= WHAT IS ASKED =
Keep only the lines of the data below that contain "área", and copy them.

• • •

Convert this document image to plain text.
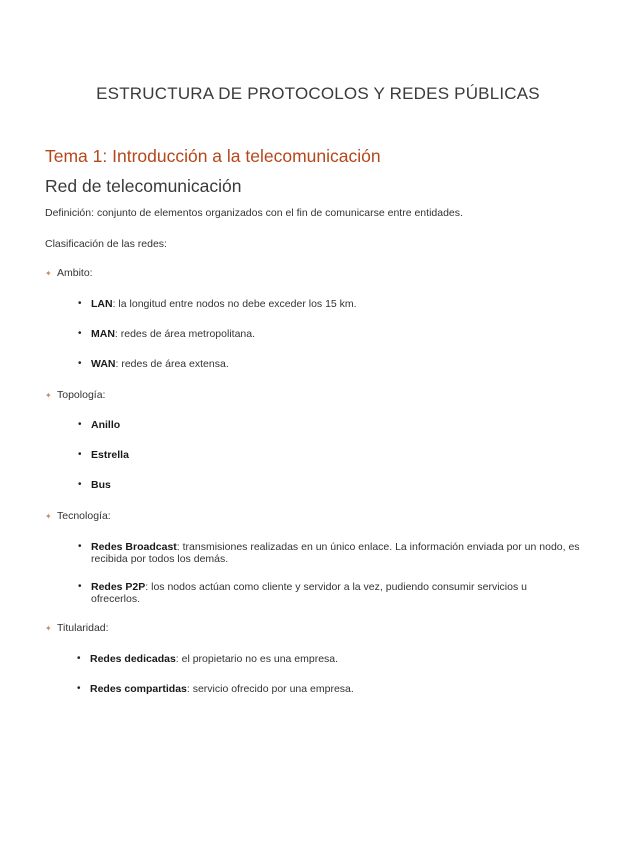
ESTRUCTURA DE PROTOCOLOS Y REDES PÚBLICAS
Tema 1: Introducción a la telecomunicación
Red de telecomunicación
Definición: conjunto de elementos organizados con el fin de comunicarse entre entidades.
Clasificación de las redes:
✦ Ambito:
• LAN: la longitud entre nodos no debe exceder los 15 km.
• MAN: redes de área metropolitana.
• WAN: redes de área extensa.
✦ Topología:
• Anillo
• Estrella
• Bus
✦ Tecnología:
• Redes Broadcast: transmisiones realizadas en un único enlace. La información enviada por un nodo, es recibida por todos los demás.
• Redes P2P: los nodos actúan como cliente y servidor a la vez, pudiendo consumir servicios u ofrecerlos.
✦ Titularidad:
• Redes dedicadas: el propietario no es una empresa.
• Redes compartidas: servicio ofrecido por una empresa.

• • •

= ANSWER TO THIS EXERCISE =
• MAN: redes de área metropolitana.
• WAN: redes de área extensa.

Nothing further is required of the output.